» Task brief
Restate the data exactly as given and keep the pictures out.
* START *
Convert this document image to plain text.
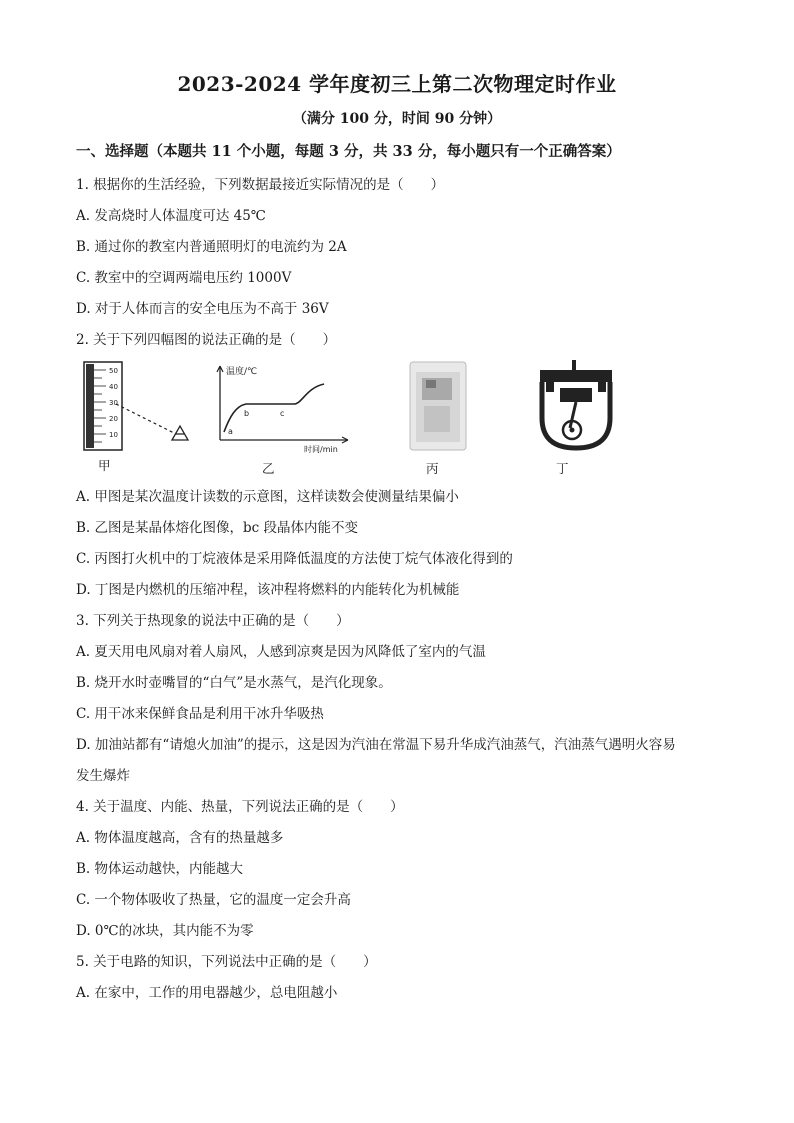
2023-2024 学年度初三上第二次物理定时作业
（满分 100 分，时间 90 分钟）
一、选择题（本题共 11 个小题，每题 3 分，共 33 分，每小题只有一个正确答案）
1. 根据你的生活经验，下列数据最接近实际情况的是（　　）
A. 发高烧时人体温度可达 45℃
B. 通过你的教室内普通照明灯的电流约为 2A
C. 教室中的空调两端电压约 1000V
D. 对于人体而言的安全电压为不高于 36V
2. 关于下列四幅图的说法正确的是（　　）
50
40
30
20
10
温度/℃
时间/min
a
b	c
甲	乙	丙	丁
A. 甲图是某次温度计读数的示意图，这样读数会使测量结果偏小
B. 乙图是某晶体熔化图像，bc 段晶体内能不变
C. 丙图打火机中的丁烷液体是采用降低温度的方法使丁烷气体液化得到的
D. 丁图是内燃机的压缩冲程，该冲程将燃料的内能转化为机械能
3. 下列关于热现象的说法中正确的是（　　）
A. 夏天用电风扇对着人扇风，人感到凉爽是因为风降低了室内的气温
B. 烧开水时壶嘴冒的“白气”是水蒸气，是汽化现象。
C. 用干冰来保鲜食品是利用干冰升华吸热
D. 加油站都有“请熄火加油”的提示，这是因为汽油在常温下易升华成汽油蒸气，汽油蒸气遇明火容易
发生爆炸
4. 关于温度、内能、热量，下列说法正确的是（　　）
A. 物体温度越高，含有的热量越多
B. 物体运动越快，内能越大
C. 一个物体吸收了热量，它的温度一定会升高
D. 0℃的冰块，其内能不为零
5. 关于电路的知识，下列说法中正确的是（　　）
A. 在家中，工作的用电器越少，总电阻越小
* END *
» Completed task
Convert this document image to plain text.
2023-2024 学年度初三上第二次物理定时作业
（满分 100 分，时间 90 分钟）
一、选择题（本题共 11 个小题，每题 3 分，共 33 分，每小题只有一个正确答案）
1. 根据你的生活经验，下列数据最接近实际情况的是（　　）
A. 发高烧时人体温度可达 45℃
B. 通过你的教室内普通照明灯的电流约为 2A
C. 教室中的空调两端电压约 1000V
D. 对于人体而言的安全电压为不高于 36V
2. 关于下列四幅图的说法正确的是（　　）
50
40
30
20
10
温度/℃
时间/min
a
b	c
甲	乙	丙	丁
A. 甲图是某次温度计读数的示意图，这样读数会使测量结果偏小
B. 乙图是某晶体熔化图像，bc 段晶体内能不变
C. 丙图打火机中的丁烷液体是采用降低温度的方法使丁烷气体液化得到的
D. 丁图是内燃机的压缩冲程，该冲程将燃料的内能转化为机械能
3. 下列关于热现象的说法中正确的是（　　）
A. 夏天用电风扇对着人扇风，人感到凉爽是因为风降低了室内的气温
B. 烧开水时壶嘴冒的“白气”是水蒸气，是汽化现象。
C. 用干冰来保鲜食品是利用干冰升华吸热
D. 加油站都有“请熄火加油”的提示，这是因为汽油在常温下易升华成汽油蒸气，汽油蒸气遇明火容易
发生爆炸
4. 关于温度、内能、热量，下列说法正确的是（　　）
A. 物体温度越高，含有的热量越多
B. 物体运动越快，内能越大
C. 一个物体吸收了热量，它的温度一定会升高
D. 0℃的冰块，其内能不为零
5. 关于电路的知识，下列说法中正确的是（　　）
A. 在家中，工作的用电器越少，总电阻越小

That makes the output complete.